>> Start RECORDS SHOWN

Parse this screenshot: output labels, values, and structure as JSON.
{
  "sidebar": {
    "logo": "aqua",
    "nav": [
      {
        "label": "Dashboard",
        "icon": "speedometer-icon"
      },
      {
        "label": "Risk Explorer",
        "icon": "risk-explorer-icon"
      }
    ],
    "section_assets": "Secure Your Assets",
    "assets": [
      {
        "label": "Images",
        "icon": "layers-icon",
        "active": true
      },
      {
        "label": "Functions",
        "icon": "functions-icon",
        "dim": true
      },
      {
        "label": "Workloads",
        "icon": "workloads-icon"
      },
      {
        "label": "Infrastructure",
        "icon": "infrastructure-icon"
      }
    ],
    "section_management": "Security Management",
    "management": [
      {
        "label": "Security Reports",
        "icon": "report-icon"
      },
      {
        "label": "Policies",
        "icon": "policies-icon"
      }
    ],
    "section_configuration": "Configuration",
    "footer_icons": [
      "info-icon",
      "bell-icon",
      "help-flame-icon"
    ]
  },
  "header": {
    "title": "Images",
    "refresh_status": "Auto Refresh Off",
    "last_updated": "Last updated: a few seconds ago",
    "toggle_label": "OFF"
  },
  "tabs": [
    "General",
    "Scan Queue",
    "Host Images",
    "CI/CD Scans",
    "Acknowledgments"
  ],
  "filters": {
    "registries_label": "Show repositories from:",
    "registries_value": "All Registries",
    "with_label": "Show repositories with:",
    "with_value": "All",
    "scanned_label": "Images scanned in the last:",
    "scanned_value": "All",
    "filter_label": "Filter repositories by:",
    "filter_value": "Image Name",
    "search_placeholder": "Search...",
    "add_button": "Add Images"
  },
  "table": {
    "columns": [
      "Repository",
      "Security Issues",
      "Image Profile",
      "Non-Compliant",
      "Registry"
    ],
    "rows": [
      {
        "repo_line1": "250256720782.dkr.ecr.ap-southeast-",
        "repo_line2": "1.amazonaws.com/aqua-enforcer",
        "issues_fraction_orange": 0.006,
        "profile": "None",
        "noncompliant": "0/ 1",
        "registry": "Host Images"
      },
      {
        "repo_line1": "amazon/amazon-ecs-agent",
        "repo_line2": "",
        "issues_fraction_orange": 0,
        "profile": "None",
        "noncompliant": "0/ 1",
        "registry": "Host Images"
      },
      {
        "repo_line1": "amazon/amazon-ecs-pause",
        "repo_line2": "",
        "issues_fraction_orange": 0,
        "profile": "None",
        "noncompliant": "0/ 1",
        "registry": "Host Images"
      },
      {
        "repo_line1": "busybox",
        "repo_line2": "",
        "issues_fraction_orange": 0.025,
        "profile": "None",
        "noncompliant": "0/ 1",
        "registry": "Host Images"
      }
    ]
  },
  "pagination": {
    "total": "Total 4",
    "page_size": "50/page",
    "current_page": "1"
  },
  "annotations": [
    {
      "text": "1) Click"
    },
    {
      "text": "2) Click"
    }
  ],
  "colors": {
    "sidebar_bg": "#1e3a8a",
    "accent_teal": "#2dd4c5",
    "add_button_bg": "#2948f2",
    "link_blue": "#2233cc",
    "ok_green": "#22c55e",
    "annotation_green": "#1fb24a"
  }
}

>> End RECORDS SHOWN

■ **BRIEF**: Write the material out exactly, with nothing left out.

■ **ANSWER TO THE TASK**:
Parse this screenshot: output labels, values, and structure as JSON.
{
  "sidebar": {
    "logo": "aqua",
    "nav": [
      {
        "label": "Dashboard",
        "icon": "speedometer-icon"
      },
      {
        "label": "Risk Explorer",
        "icon": "risk-explorer-icon"
      }
    ],
    "section_assets": "Secure Your Assets",
    "assets": [
      {
        "label": "Images",
        "icon": "layers-icon",
        "active": true
      },
      {
        "label": "Functions",
        "icon": "functions-icon",
        "dim": true
      },
      {
        "label": "Workloads",
        "icon": "workloads-icon"
      },
      {
        "label": "Infrastructure",
        "icon": "infrastructure-icon"
      }
    ],
    "section_management": "Security Management",
    "management": [
      {
        "label": "Security Reports",
        "icon": "report-icon"
      },
      {
        "label": "Policies",
        "icon": "policies-icon"
      }
    ],
    "section_configuration": "Configuration",
    "footer_icons": [
      "info-icon",
      "bell-icon",
      "help-flame-icon"
    ]
  },
  "header": {
    "title": "Images",
    "refresh_status": "Auto Refresh Off",
    "last_updated": "Last updated: a few seconds ago",
    "toggle_label": "OFF"
  },
  "tabs": [
    "General",
    "Scan Queue",
    "Host Images",
    "CI/CD Scans",
    "Acknowledgments"
  ],
  "filters": {
    "registries_label": "Show repositories from:",
    "registries_value": "All Registries",
    "with_label": "Show repositories with:",
    "with_value": "All",
    "scanned_label": "Images scanned in the last:",
    "scanned_value": "All",
    "filter_label": "Filter repositories by:",
    "filter_value": "Image Name",
    "search_placeholder": "Search...",
    "add_button": "Add Images"
  },
  "table": {
    "columns": [
      "Repository",
      "Security Issues",
      "Image Profile",
      "Non-Compliant",
      "Registry"
    ],
    "rows": [
      {
        "repo_line1": "250256720782.dkr.ecr.ap-southeast-",
        "repo_line2": "1.amazonaws.com/aqua-enforcer",
        "issues_fraction_orange": 0.006,
        "profile": "None",
        "noncompliant": "0/ 1",
        "registry": "Host Images"
      },
      {
        "repo_line1": "amazon/amazon-ecs-agent",
        "repo_line2": "",
        "issues_fraction_orange": 0,
        "profile": "None",
        "noncompliant": "0/ 1",
        "registry": "Host Images"
      },
      {
        "repo_line1": "amazon/amazon-ecs-pause",
        "repo_line2": "",
        "issues_fraction_orange": 0,
        "profile": "None",
        "noncompliant": "0/ 1",
        "registry": "Host Images"
      },
      {
        "repo_line1": "busybox",
        "repo_line2": "",
        "issues_fraction_orange": 0.025,
        "profile": "None",
        "noncompliant": "0/ 1",
        "registry": "Host Images"
      }
    ]
  },
  "pagination": {
    "total": "Total 4",
    "page_size": "50/page",
    "current_page": "1"
  },
  "annotations": [
    {
      "text": "1) Click"
    },
    {
      "text": "2) Click"
    }
  ],
  "colors": {
    "sidebar_bg": "#1e3a8a",
    "accent_teal": "#2dd4c5",
    "add_button_bg": "#2948f2",
    "link_blue": "#2233cc",
    "ok_green": "#22c55e",
    "annotation_green": "#1fb24a"
  }
}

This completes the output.